*TASK OBJECTIVE:* Search the material below for the string "голландских" and extract each line that has it.
-----
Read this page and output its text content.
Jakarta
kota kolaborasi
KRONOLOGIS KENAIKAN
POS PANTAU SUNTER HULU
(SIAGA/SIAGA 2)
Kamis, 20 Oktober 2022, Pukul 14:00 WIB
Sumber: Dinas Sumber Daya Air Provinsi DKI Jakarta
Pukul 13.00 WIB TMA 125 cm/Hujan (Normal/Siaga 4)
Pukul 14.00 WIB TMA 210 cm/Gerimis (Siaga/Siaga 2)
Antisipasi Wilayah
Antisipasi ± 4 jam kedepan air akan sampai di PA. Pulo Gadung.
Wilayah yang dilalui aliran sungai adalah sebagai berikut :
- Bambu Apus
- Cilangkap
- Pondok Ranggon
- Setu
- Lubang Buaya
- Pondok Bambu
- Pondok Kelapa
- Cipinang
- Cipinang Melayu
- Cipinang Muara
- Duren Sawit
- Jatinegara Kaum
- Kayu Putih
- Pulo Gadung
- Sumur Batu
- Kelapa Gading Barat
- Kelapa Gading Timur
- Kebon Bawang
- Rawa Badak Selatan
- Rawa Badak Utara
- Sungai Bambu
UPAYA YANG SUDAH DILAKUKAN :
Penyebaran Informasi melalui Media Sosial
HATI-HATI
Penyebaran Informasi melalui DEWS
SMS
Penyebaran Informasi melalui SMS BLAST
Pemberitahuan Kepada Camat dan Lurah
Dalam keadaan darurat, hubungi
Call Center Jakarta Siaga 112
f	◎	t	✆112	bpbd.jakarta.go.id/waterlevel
-----
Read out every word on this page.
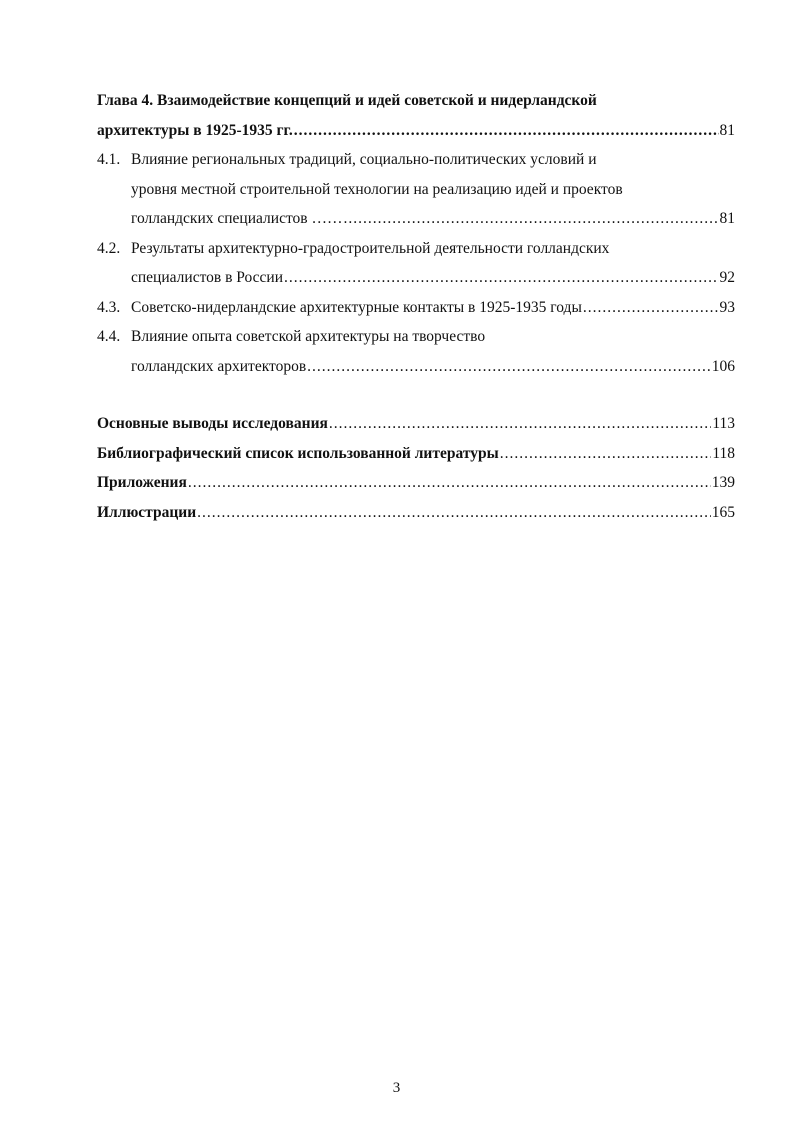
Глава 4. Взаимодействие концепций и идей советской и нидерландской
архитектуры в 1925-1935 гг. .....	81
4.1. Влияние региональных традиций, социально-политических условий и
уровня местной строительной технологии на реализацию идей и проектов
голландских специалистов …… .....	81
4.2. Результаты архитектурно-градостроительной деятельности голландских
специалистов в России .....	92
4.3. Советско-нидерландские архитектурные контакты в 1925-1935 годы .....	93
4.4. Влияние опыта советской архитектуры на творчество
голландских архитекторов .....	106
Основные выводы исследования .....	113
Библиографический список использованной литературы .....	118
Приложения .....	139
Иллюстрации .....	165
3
-----
*ANSWER FOR THIS EXERCISE:*
голландских специалистов …… .....	81
4.2. Результаты архитектурно-градостроительной деятельности голландских
голландских архитекторов .....	106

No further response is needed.